** START OF Material provided **

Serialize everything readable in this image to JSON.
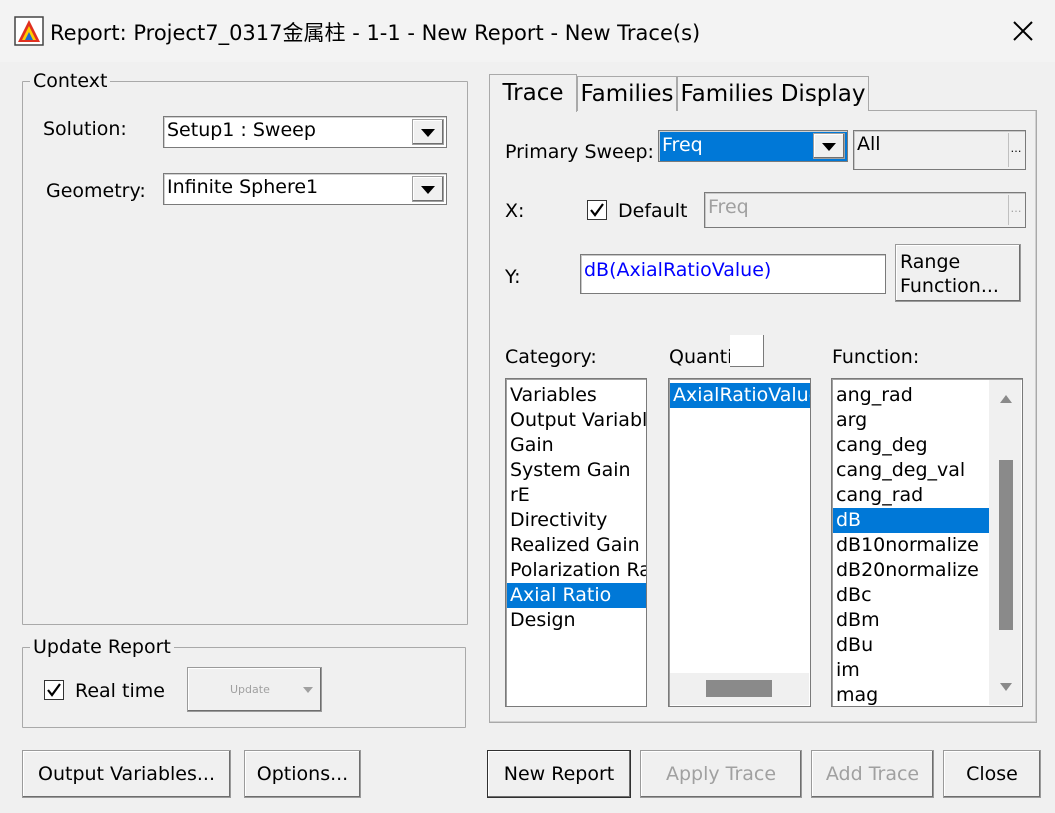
{
  "window": {
    "title": "Report: Project7_0317金属柱 - 1-1 - New Report - New Trace(s)"
  },
  "context": {
    "legend": "Context",
    "solution_label": "Solution:",
    "solution_value": "Setup1 : Sweep",
    "geometry_label": "Geometry:",
    "geometry_value": "Infinite Sphere1"
  },
  "update_report": {
    "legend": "Update Report",
    "realtime_label": "Real time",
    "realtime_checked": true,
    "update_label": "Update"
  },
  "tabs": [
    {
      "label": "Trace",
      "active": true
    },
    {
      "label": "Families",
      "active": false
    },
    {
      "label": "Families Display",
      "active": false
    }
  ],
  "trace": {
    "primary_sweep_label": "Primary Sweep:",
    "primary_sweep_value": "Freq",
    "sweep_range_value": "All",
    "x_label": "X:",
    "default_label": "Default",
    "default_checked": true,
    "x_value": "Freq",
    "y_label": "Y:",
    "y_value": "dB(AxialRatioValue)",
    "range_function_line1": "Range",
    "range_function_line2": "Function...",
    "category_label": "Category:",
    "quantity_label": "Quanti",
    "function_label": "Function:",
    "categories": [
      "Variables",
      "Output Variabl",
      "Gain",
      "System Gain",
      "rE",
      "Directivity",
      "Realized Gain",
      "Polarization Ra",
      "Axial Ratio",
      "Design"
    ],
    "selected_category": "Axial Ratio",
    "quantities": [
      "AxialRatioValue"
    ],
    "selected_quantity": "AxialRatioValue",
    "functions": [
      "ang_rad",
      "arg",
      "cang_deg",
      "cang_deg_val",
      "cang_rad",
      "dB",
      "dB10normalize",
      "dB20normalize",
      "dBc",
      "dBm",
      "dBu",
      "im",
      "mag"
    ],
    "selected_function": "dB"
  },
  "buttons": {
    "output_variables": "Output Variables...",
    "options": "Options...",
    "new_report": "New Report",
    "apply_trace": "Apply Trace",
    "add_trace": "Add Trace",
    "close": "Close"
  },
  "colors": {
    "selection": "#0078d7",
    "y_text": "#0000ff",
    "disabled_text": "#a0a0a0"
  }
}
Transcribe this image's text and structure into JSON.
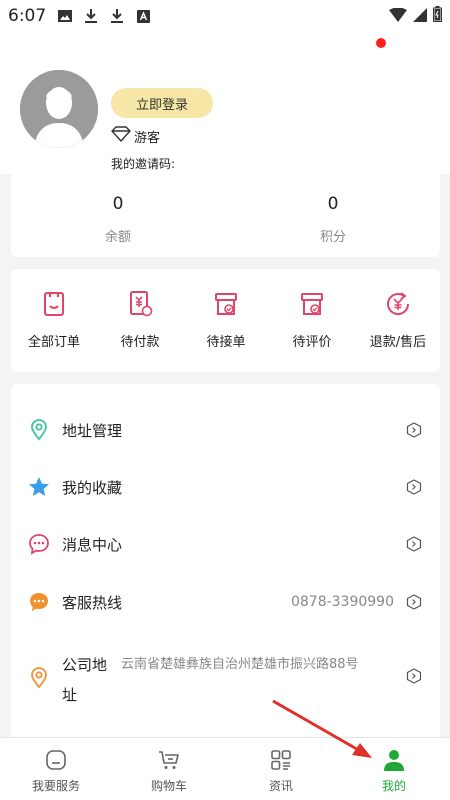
{
  "status_bar": {
    "time": "6:07"
  },
  "profile": {
    "login_label": "立即登录",
    "guest_label": "游客",
    "invite_label": "我的邀请码:"
  },
  "balance": {
    "items": [
      {
        "value": "0",
        "label": "余额"
      },
      {
        "value": "0",
        "label": "积分"
      }
    ]
  },
  "orders": {
    "items": [
      {
        "label": "全部订单",
        "icon": "all-orders-icon"
      },
      {
        "label": "待付款",
        "icon": "pending-payment-icon"
      },
      {
        "label": "待接单",
        "icon": "pending-accept-icon"
      },
      {
        "label": "待评价",
        "icon": "pending-review-icon"
      },
      {
        "label": "退款/售后",
        "icon": "refund-icon"
      }
    ],
    "accent_color": "#e0466a"
  },
  "menu": {
    "items": [
      {
        "label": "地址管理",
        "value": "",
        "icon": "location-icon"
      },
      {
        "label": "我的收藏",
        "value": "",
        "icon": "star-icon"
      },
      {
        "label": "消息中心",
        "value": "",
        "icon": "message-icon"
      },
      {
        "label": "客服热线",
        "value": "0878-3390990",
        "icon": "service-chat-icon"
      }
    ],
    "address": {
      "label": "公司地址",
      "value": "云南省楚雄彝族自治州楚雄市振兴路88号",
      "icon": "map-pin-icon"
    }
  },
  "tabbar": {
    "items": [
      {
        "label": "我要服务",
        "icon": "service-icon"
      },
      {
        "label": "购物车",
        "icon": "cart-icon"
      },
      {
        "label": "资讯",
        "icon": "news-icon"
      },
      {
        "label": "我的",
        "icon": "profile-icon"
      }
    ],
    "active_index": 3,
    "active_color": "#1fa838"
  }
}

** END OF Material provided **

__Exercise requirements__. Output the line that contains "Transcribe this image's" and every subsequent line through the end of the entries, exactly as given, without pictures.

__Complete response__.
Transcribe this image's text and structure into JSON.
{
  "status_bar": {
    "time": "6:07"
  },
  "profile": {
    "login_label": "立即登录",
    "guest_label": "游客",
    "invite_label": "我的邀请码:"
  },
  "balance": {
    "items": [
      {
        "value": "0",
        "label": "余额"
      },
      {
        "value": "0",
        "label": "积分"
      }
    ]
  },
  "orders": {
    "items": [
      {
        "label": "全部订单",
        "icon": "all-orders-icon"
      },
      {
        "label": "待付款",
        "icon": "pending-payment-icon"
      },
      {
        "label": "待接单",
        "icon": "pending-accept-icon"
      },
      {
        "label": "待评价",
        "icon": "pending-review-icon"
      },
      {
        "label": "退款/售后",
        "icon": "refund-icon"
      }
    ],
    "accent_color": "#e0466a"
  },
  "menu": {
    "items": [
      {
        "label": "地址管理",
        "value": "",
        "icon": "location-icon"
      },
      {
        "label": "我的收藏",
        "value": "",
        "icon": "star-icon"
      },
      {
        "label": "消息中心",
        "value": "",
        "icon": "message-icon"
      },
      {
        "label": "客服热线",
        "value": "0878-3390990",
        "icon": "service-chat-icon"
      }
    ],
    "address": {
      "label": "公司地址",
      "value": "云南省楚雄彝族自治州楚雄市振兴路88号",
      "icon": "map-pin-icon"
    }
  },
  "tabbar": {
    "items": [
      {
        "label": "我要服务",
        "icon": "service-icon"
      },
      {
        "label": "购物车",
        "icon": "cart-icon"
      },
      {
        "label": "资讯",
        "icon": "news-icon"
      },
      {
        "label": "我的",
        "icon": "profile-icon"
      }
    ],
    "active_index": 3,
    "active_color": "#1fa838"
  }
}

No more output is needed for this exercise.